A l’occasion de la fête de l’Europe samedi 9 mai, les députés européens Renaissance (1) (groupe Renew Europe) appellent les Etats européens à faire de nouveaux pas pour affirmer l’Union comme acteur puissant de la scène internationale.

Non, l’Union ne se défait pas. Elle progresse, en terrain miné, mais progresse vers l’union politique

On se tromperait à trop vite l’enterrer. L’Union peut évidemment se défaire. Elle n’en a d’ailleurs jamais été loin depuis que Robert Schuman en avait jeté les bases en appelant, le 9 mai 1950, à constituer une communauté du charbon et de l’acier. L’unité européenne pourrait d’autant plus facilement entrer au cimetière des illusions perdues que MM. Trump, Poutine et Xi lui vouent une hostilité commune, que les incompréhensions entre les États de l’Union sont profondes et que ses citoyens n’éprouvent pas plus d’indulgence que d’enthousiasme à son égard.

Les dangers pesant sur l’unité européenne n’ont rien de négligeable mais regardez autour de vous, tendez l’oreille, observez et, non, le Brexit ne fait pas d’émules, nulle part, et n’en a même jamais eu aussi peu.

Quelle est la critique faite à l’Union ?
__________
**CONSIGNE À SUIVRE:** Recopiez en entier, sans la moindre modification, le texte ci-dessus sur l'Union européenne. Vous n'aurez pas besoin des enregistrements.

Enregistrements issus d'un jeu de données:
__________
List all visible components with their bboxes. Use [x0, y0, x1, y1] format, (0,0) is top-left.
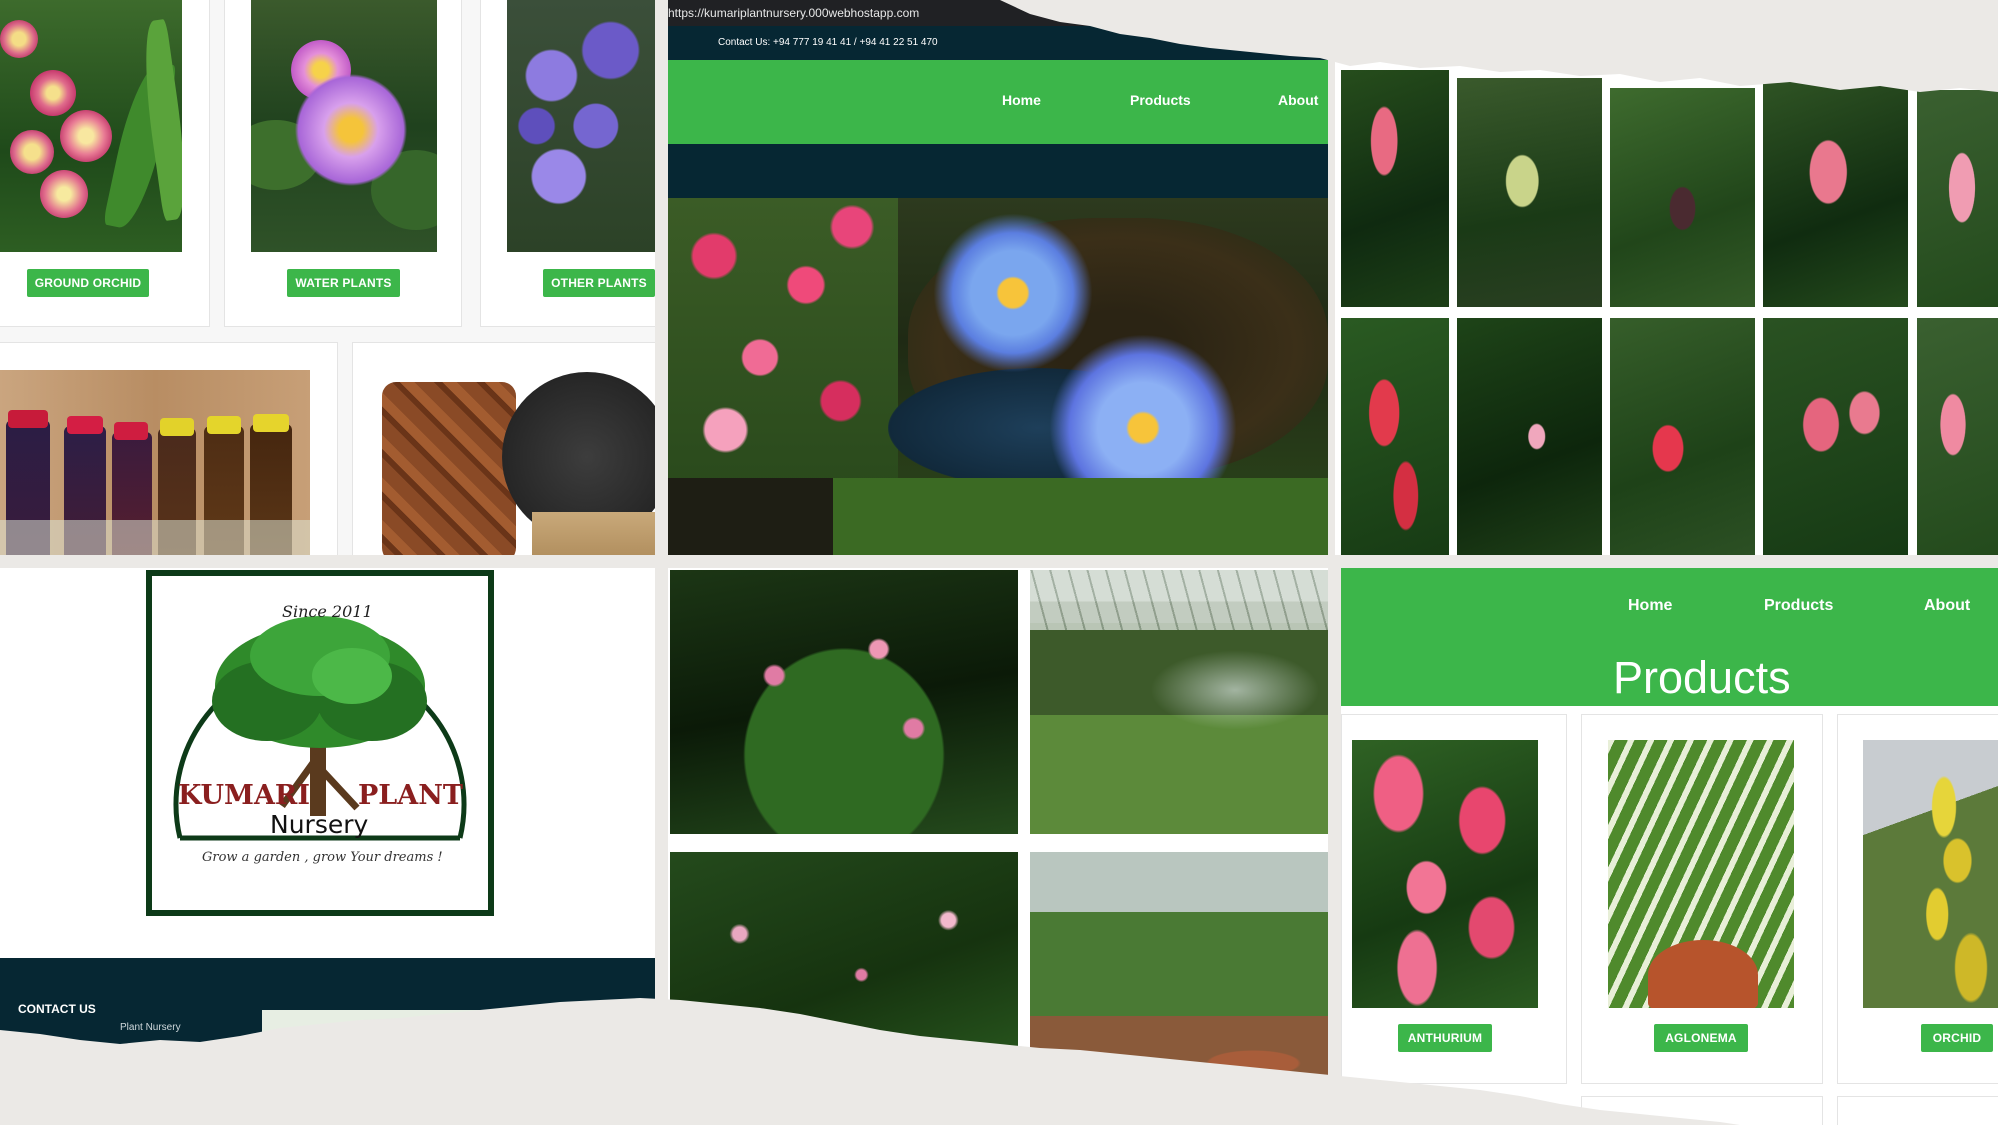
ground-orchid-button[interactable]: GROUND ORCHID — [27, 269, 149, 297]
gallery-photo-3 — [1610, 88, 1755, 307]
browser-address-bar[interactable]: https://kumariplantnursery.000webhostapp… — [668, 0, 1328, 26]
orchid-image — [1863, 740, 1998, 1008]
url-text: https://kumariplantnursery.000webhostapp… — [668, 6, 920, 20]
gallery-photo-10 — [1917, 318, 1998, 555]
products-nav-about[interactable]: About — [1924, 597, 1970, 615]
nursery-photo-2 — [1030, 570, 1328, 834]
footer-contact-heading: CONTACT US — [18, 1002, 96, 1016]
contact-phone: Contact Us: +94 777 19 41 41 / +94 41 22… — [718, 37, 938, 48]
water-plant-image — [251, 0, 437, 252]
logo-tagline: Grow a garden , grow Your dreams ! — [202, 850, 443, 865]
liquid-fertilizer-image — [0, 370, 310, 555]
other-plants-button[interactable]: OTHER PLANTS — [543, 269, 655, 297]
products-nav-home[interactable]: Home — [1628, 597, 1672, 615]
products-navbar: Home Products About — [1341, 568, 1998, 650]
logo-frame: Since 2011 KUMARI PLANT Nursery Grow a g… — [146, 570, 494, 916]
gallery-photo-1 — [1341, 70, 1449, 307]
anthurium-gallery-panel — [1335, 0, 1998, 555]
aglonema-button[interactable]: AGLONEMA — [1654, 1024, 1748, 1052]
logo-name-left: KUMARI — [178, 780, 310, 811]
water-plants-button[interactable]: WATER PLANTS — [287, 269, 400, 297]
products-page-title: Products — [1613, 652, 1791, 703]
contact-topbar: Contact Us: +94 777 19 41 41 / +94 41 22… — [668, 26, 1328, 60]
nav-products[interactable]: Products — [1130, 92, 1191, 108]
footer-line: Plant Nursery — [120, 1022, 181, 1033]
growing-media-image — [382, 372, 655, 555]
nav-home[interactable]: Home — [1002, 92, 1041, 108]
gallery-photo-4 — [1763, 82, 1908, 307]
homepage-panel: https://kumariplantnursery.000webhostapp… — [668, 0, 1328, 555]
anthurium-button[interactable]: ANTHURIUM — [1398, 1024, 1492, 1052]
nursery-photo-4 — [1030, 852, 1328, 1125]
gallery-photo-9 — [1763, 318, 1908, 555]
logo-subtitle: Nursery — [270, 810, 369, 839]
nav-about[interactable]: About — [1278, 92, 1318, 108]
logo-since: Since 2011 — [282, 602, 373, 621]
products-title-bar: Products — [1341, 650, 1998, 706]
category-panel: GROUND ORCHID WATER PLANTS OTHER PLANTS — [0, 0, 655, 555]
main-navbar: Home Products About — [668, 60, 1328, 144]
anthurium-image — [1352, 740, 1538, 1008]
footer-map[interactable] — [262, 1010, 482, 1090]
logo-name-right: PLANT — [358, 780, 464, 811]
orchid-button[interactable]: ORCHID — [1921, 1024, 1993, 1052]
products-page-panel: Home Products About Products ANTHURIUM A… — [1341, 568, 1998, 1125]
logo-panel: Since 2011 KUMARI PLANT Nursery Grow a g… — [0, 568, 655, 1125]
nursery-photos-panel — [668, 568, 1328, 1125]
nursery-photo-1 — [670, 570, 1018, 834]
footer: CONTACT US Plant Nursery — [0, 958, 655, 1125]
product-card-row2-right — [1837, 1096, 1998, 1125]
gallery-photo-7 — [1457, 318, 1602, 555]
gallery-photo-6 — [1341, 318, 1449, 555]
ground-orchid-image — [0, 0, 182, 252]
aglonema-image — [1608, 740, 1794, 1008]
other-plants-image — [507, 0, 655, 252]
hero-waterlily-image — [668, 198, 1328, 555]
gallery-photo-5 — [1917, 90, 1998, 307]
product-card-row2-left — [1581, 1096, 1823, 1125]
nursery-photo-3 — [670, 852, 1018, 1125]
gallery-photo-8 — [1610, 318, 1755, 555]
products-nav-products[interactable]: Products — [1764, 597, 1833, 615]
gallery-photo-2 — [1457, 78, 1602, 307]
__________
**CORRIGÉ DE L'EXERCICE:**
A l’occasion de la fête de l’Europe samedi 9 mai, les députés européens Renaissance (1) (groupe Renew Europe) appellent les Etats européens à faire de nouveaux pas pour affirmer l’Union comme acteur puissant de la scène internationale.

Non, l’Union ne se défait pas. Elle progresse, en terrain miné, mais progresse vers l’union politique

On se tromperait à trop vite l’enterrer. L’Union peut évidemment se défaire. Elle n’en a d’ailleurs jamais été loin depuis que Robert Schuman en avait jeté les bases en appelant, le 9 mai 1950, à constituer une communauté du charbon et de l’acier. L’unité européenne pourrait d’autant plus facilement entrer au cimetière des illusions perdues que MM. Trump, Poutine et Xi lui vouent une hostilité commune, que les incompréhensions entre les États de l’Union sont profondes et que ses citoyens n’éprouvent pas plus d’indulgence que d’enthousiasme à son égard.

Les dangers pesant sur l’unité européenne n’ont rien de négligeable mais regardez autour de vous, tendez l’oreille, observez et, non, le Brexit ne fait pas d’émules, nulle part, et n’en a même jamais eu aussi peu.

Quelle est la critique faite à l’Union ?